ENTRIES |
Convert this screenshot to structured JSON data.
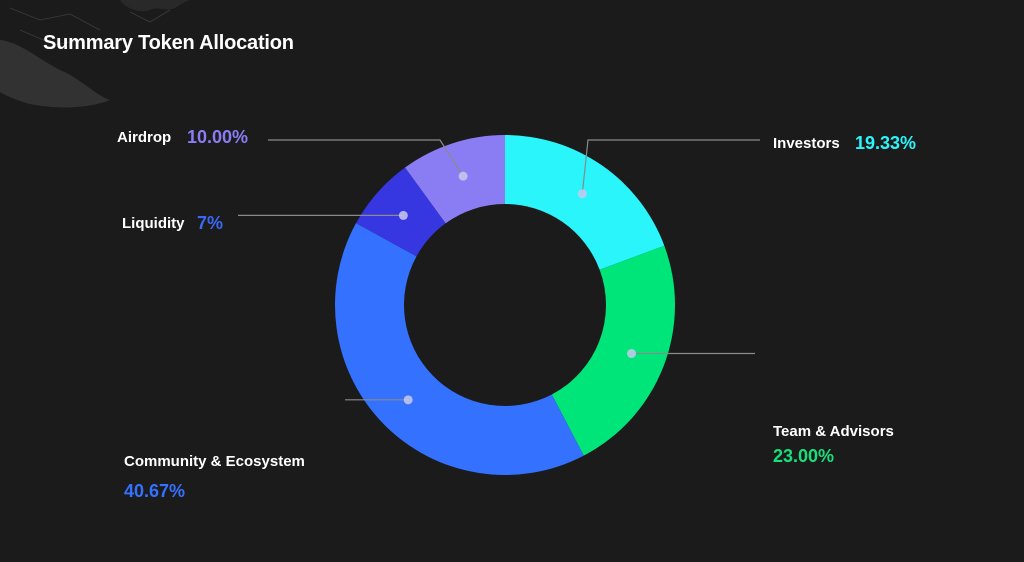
{
  "title": "Summary Token Allocation",
  "chart_data": {
    "type": "pie",
    "style": "donut",
    "title": "Summary Token Allocation",
    "start_at": "12 o'clock",
    "direction": "clockwise",
    "slices": [
      {
        "label": "Investors",
        "value": 19.33,
        "value_label": "19.33%",
        "color": "#2af5fb",
        "label_color": "#2af5fb"
      },
      {
        "label": "Team & Advisors",
        "value": 23.0,
        "value_label": "23.00%",
        "color": "#00e57a",
        "label_color": "#19df7a"
      },
      {
        "label": "Community & Ecosystem",
        "value": 40.67,
        "value_label": "40.67%",
        "color": "#3571ff",
        "label_color": "#3571ff"
      },
      {
        "label": "Liquidity",
        "value": 7,
        "value_label": "7%",
        "color": "#3637e0",
        "label_color": "#3b67f5"
      },
      {
        "label": "Airdrop",
        "value": 10.0,
        "value_label": "10.00%",
        "color": "#8a7df4",
        "label_color": "#8a7df4"
      }
    ]
  },
  "colors": {
    "background": "#1b1b1b",
    "leader_line": "#8a8a8a",
    "marker_dot": "#c9c9ee",
    "title": "#ffffff"
  }
}
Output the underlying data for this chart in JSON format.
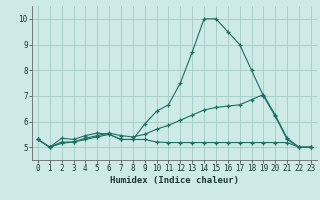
{
  "xlabel": "Humidex (Indice chaleur)",
  "xlim": [
    -0.5,
    23.5
  ],
  "ylim": [
    4.5,
    10.5
  ],
  "yticks": [
    5,
    6,
    7,
    8,
    9,
    10
  ],
  "xticks": [
    0,
    1,
    2,
    3,
    4,
    5,
    6,
    7,
    8,
    9,
    10,
    11,
    12,
    13,
    14,
    15,
    16,
    17,
    18,
    19,
    20,
    21,
    22,
    23
  ],
  "bg_color": "#ceeae6",
  "grid_color": "#a8cfc9",
  "line_color": "#1a6e62",
  "line1_x": [
    0,
    1,
    2,
    3,
    4,
    5,
    6,
    7,
    8,
    9,
    10,
    11,
    12,
    13,
    14,
    15,
    16,
    17,
    18,
    19,
    20,
    21,
    22,
    23
  ],
  "line1_y": [
    5.3,
    5.0,
    5.35,
    5.3,
    5.45,
    5.55,
    5.5,
    5.3,
    5.3,
    5.9,
    6.4,
    6.65,
    7.5,
    8.7,
    10.0,
    10.0,
    9.5,
    9.0,
    8.0,
    7.0,
    6.2,
    5.3,
    5.0,
    5.0
  ],
  "line2_x": [
    0,
    1,
    2,
    3,
    4,
    5,
    6,
    7,
    8,
    9,
    10,
    11,
    12,
    13,
    14,
    15,
    16,
    17,
    18,
    19,
    20,
    21,
    22,
    23
  ],
  "line2_y": [
    5.3,
    5.0,
    5.2,
    5.2,
    5.35,
    5.45,
    5.55,
    5.45,
    5.4,
    5.5,
    5.7,
    5.85,
    6.05,
    6.25,
    6.45,
    6.55,
    6.6,
    6.65,
    6.85,
    7.05,
    6.25,
    5.35,
    5.0,
    5.0
  ],
  "line3_x": [
    0,
    1,
    2,
    3,
    4,
    5,
    6,
    7,
    8,
    9,
    10,
    11,
    12,
    13,
    14,
    15,
    16,
    17,
    18,
    19,
    20,
    21,
    22,
    23
  ],
  "line3_y": [
    5.3,
    5.0,
    5.15,
    5.2,
    5.3,
    5.4,
    5.5,
    5.3,
    5.3,
    5.3,
    5.2,
    5.18,
    5.18,
    5.18,
    5.18,
    5.18,
    5.18,
    5.18,
    5.18,
    5.18,
    5.18,
    5.18,
    5.0,
    5.0
  ]
}
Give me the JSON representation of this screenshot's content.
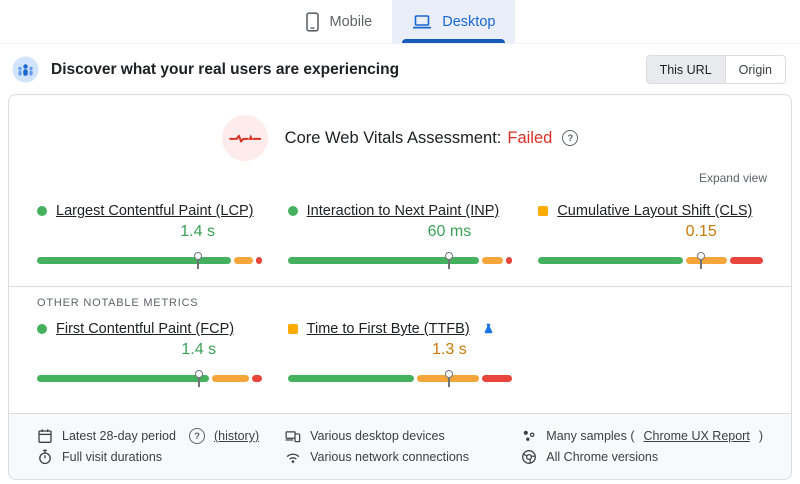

TASK TO COMPLETE | Copy all lines of the material above where the string "JSON" occurs.

EXERCISE RESULT |
Convert this screenshot to structured JSON data.
Output the underlying data for this chart in JSON format.
Give me the JSON representation of this screenshot's content.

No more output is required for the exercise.